## Your objective
Check every line of the entries for "flow", and copy the lines that hold it.

## Dataset items
— start —
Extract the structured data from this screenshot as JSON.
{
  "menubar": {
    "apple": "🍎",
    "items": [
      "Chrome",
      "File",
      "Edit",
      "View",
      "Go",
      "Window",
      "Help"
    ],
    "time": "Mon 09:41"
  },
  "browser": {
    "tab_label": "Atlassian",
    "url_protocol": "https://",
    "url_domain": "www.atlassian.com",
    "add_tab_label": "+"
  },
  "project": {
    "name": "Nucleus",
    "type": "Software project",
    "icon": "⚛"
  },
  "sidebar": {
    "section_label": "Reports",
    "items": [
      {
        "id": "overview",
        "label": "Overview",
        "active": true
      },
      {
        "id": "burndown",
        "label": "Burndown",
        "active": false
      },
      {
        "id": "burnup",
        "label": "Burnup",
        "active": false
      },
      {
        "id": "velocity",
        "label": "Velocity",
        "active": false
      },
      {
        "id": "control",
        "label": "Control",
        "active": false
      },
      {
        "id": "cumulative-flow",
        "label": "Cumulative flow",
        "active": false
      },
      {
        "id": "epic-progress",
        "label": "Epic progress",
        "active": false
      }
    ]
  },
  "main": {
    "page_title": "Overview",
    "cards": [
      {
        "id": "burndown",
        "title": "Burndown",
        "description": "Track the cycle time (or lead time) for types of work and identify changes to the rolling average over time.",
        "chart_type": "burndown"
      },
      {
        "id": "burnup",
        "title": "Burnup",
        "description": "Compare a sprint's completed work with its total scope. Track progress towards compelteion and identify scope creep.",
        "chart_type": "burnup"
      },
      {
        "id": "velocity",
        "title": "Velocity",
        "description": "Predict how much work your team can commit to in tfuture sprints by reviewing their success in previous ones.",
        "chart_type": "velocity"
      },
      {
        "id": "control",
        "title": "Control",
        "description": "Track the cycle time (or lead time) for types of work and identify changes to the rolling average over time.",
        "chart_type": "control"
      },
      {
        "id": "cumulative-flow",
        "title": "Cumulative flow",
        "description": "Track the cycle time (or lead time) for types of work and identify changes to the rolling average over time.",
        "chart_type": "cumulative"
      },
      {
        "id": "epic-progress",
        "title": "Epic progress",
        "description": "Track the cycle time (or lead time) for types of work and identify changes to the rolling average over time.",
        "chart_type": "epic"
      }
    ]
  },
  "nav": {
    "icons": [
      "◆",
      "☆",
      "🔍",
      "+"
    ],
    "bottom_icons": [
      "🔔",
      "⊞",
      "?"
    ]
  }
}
— end —
## Task response
        "id": "cumulative-flow",
        "label": "Cumulative flow",
        "id": "cumulative-flow",
        "title": "Cumulative flow",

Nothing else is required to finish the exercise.